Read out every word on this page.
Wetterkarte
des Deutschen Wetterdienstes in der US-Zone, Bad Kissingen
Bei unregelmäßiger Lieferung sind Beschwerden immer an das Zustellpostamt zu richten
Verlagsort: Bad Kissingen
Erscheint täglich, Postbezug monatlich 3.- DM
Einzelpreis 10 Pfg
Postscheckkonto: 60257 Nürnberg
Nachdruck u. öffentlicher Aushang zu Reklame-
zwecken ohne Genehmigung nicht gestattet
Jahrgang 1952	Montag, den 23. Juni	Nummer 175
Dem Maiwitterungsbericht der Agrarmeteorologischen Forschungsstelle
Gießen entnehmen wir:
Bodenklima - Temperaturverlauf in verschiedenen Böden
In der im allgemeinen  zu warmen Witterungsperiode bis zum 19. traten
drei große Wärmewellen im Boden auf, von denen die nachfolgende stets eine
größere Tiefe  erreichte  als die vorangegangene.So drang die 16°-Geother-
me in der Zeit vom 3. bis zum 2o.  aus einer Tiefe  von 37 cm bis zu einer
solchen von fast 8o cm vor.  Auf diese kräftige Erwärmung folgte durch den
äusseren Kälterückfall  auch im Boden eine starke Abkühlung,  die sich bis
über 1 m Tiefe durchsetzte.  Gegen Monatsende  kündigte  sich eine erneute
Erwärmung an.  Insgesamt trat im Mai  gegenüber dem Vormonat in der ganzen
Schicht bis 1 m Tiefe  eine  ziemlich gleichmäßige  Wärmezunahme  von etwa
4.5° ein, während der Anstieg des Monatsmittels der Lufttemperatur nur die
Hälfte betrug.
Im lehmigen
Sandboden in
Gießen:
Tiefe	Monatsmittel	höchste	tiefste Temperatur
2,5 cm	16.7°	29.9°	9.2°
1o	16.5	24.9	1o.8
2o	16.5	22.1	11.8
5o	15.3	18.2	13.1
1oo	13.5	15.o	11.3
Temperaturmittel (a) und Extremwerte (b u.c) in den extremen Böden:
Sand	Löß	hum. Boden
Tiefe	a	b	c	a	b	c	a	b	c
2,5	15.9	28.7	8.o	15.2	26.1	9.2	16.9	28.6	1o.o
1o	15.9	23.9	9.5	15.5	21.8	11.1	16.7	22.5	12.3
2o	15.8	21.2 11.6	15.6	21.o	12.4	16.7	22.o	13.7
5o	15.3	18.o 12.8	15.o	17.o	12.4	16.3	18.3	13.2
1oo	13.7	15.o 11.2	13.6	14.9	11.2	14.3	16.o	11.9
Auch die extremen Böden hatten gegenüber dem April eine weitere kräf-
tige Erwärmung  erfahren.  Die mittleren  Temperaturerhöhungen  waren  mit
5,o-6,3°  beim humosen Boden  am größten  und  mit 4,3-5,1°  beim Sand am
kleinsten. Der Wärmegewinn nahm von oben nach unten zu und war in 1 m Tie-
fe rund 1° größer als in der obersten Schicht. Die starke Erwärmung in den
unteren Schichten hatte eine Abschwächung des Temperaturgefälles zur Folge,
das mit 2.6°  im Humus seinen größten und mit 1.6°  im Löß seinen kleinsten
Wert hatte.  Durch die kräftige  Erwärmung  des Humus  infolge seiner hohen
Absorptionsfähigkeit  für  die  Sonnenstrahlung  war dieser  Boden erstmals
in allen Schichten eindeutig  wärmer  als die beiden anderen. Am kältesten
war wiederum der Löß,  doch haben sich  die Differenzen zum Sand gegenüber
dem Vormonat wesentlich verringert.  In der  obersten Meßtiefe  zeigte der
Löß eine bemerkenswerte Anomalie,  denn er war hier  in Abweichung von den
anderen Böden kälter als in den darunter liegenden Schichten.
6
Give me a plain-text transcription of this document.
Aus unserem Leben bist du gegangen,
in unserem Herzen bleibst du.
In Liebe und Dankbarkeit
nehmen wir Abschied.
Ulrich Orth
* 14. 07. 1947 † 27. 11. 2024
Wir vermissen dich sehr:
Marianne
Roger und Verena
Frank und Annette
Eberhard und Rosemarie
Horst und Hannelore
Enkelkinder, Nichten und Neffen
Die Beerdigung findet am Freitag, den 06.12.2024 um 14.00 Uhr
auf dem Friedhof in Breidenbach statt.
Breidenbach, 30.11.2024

[Exercise description]
Working from the material above, retype it in its entirety without change.

[Solution to this task]
Read out every word on this page.
Wetterkarte
des Deutschen Wetterdienstes in der US-Zone, Bad Kissingen
Bei unregelmäßiger Lieferung sind Beschwerden immer an das Zustellpostamt zu richten
Verlagsort: Bad Kissingen
Erscheint täglich, Postbezug monatlich 3.- DM
Einzelpreis 10 Pfg
Postscheckkonto: 60257 Nürnberg
Nachdruck u. öffentlicher Aushang zu Reklame-
zwecken ohne Genehmigung nicht gestattet
Jahrgang 1952	Montag, den 23. Juni	Nummer 175
Dem Maiwitterungsbericht der Agrarmeteorologischen Forschungsstelle
Gießen entnehmen wir:
Bodenklima - Temperaturverlauf in verschiedenen Böden
In der im allgemeinen  zu warmen Witterungsperiode bis zum 19. traten
drei große Wärmewellen im Boden auf, von denen die nachfolgende stets eine
größere Tiefe  erreichte  als die vorangegangene.So drang die 16°-Geother-
me in der Zeit vom 3. bis zum 2o.  aus einer Tiefe  von 37 cm bis zu einer
solchen von fast 8o cm vor.  Auf diese kräftige Erwärmung folgte durch den
äusseren Kälterückfall  auch im Boden eine starke Abkühlung,  die sich bis
über 1 m Tiefe durchsetzte.  Gegen Monatsende  kündigte  sich eine erneute
Erwärmung an.  Insgesamt trat im Mai  gegenüber dem Vormonat in der ganzen
Schicht bis 1 m Tiefe  eine  ziemlich gleichmäßige  Wärmezunahme  von etwa
4.5° ein, während der Anstieg des Monatsmittels der Lufttemperatur nur die
Hälfte betrug.
Im lehmigen
Sandboden in
Gießen:
Tiefe	Monatsmittel	höchste	tiefste Temperatur
2,5 cm	16.7°	29.9°	9.2°
1o	16.5	24.9	1o.8
2o	16.5	22.1	11.8
5o	15.3	18.2	13.1
1oo	13.5	15.o	11.3
Temperaturmittel (a) und Extremwerte (b u.c) in den extremen Böden:
Sand	Löß	hum. Boden
Tiefe	a	b	c	a	b	c	a	b	c
2,5	15.9	28.7	8.o	15.2	26.1	9.2	16.9	28.6	1o.o
1o	15.9	23.9	9.5	15.5	21.8	11.1	16.7	22.5	12.3
2o	15.8	21.2 11.6	15.6	21.o	12.4	16.7	22.o	13.7
5o	15.3	18.o 12.8	15.o	17.o	12.4	16.3	18.3	13.2
1oo	13.7	15.o 11.2	13.6	14.9	11.2	14.3	16.o	11.9
Auch die extremen Böden hatten gegenüber dem April eine weitere kräf-
tige Erwärmung  erfahren.  Die mittleren  Temperaturerhöhungen  waren  mit
5,o-6,3°  beim humosen Boden  am größten  und  mit 4,3-5,1°  beim Sand am
kleinsten. Der Wärmegewinn nahm von oben nach unten zu und war in 1 m Tie-
fe rund 1° größer als in der obersten Schicht. Die starke Erwärmung in den
unteren Schichten hatte eine Abschwächung des Temperaturgefälles zur Folge,
das mit 2.6°  im Humus seinen größten und mit 1.6°  im Löß seinen kleinsten
Wert hatte.  Durch die kräftige  Erwärmung  des Humus  infolge seiner hohen
Absorptionsfähigkeit  für  die  Sonnenstrahlung  war dieser  Boden erstmals
in allen Schichten eindeutig  wärmer  als die beiden anderen. Am kältesten
war wiederum der Löß,  doch haben sich  die Differenzen zum Sand gegenüber
dem Vormonat wesentlich verringert.  In der  obersten Meßtiefe  zeigte der
Löß eine bemerkenswerte Anomalie,  denn er war hier  in Abweichung von den
anderen Böden kälter als in den darunter liegenden Schichten.
6
Give me a plain-text transcription of this document.
Aus unserem Leben bist du gegangen,
in unserem Herzen bleibst du.
In Liebe und Dankbarkeit
nehmen wir Abschied.
Ulrich Orth
* 14. 07. 1947 † 27. 11. 2024
Wir vermissen dich sehr:
Marianne
Roger und Verena
Frank und Annette
Eberhard und Rosemarie
Horst und Hannelore
Enkelkinder, Nichten und Neffen
Die Beerdigung findet am Freitag, den 06.12.2024 um 14.00 Uhr
auf dem Friedhof in Breidenbach statt.
Breidenbach, 30.11.2024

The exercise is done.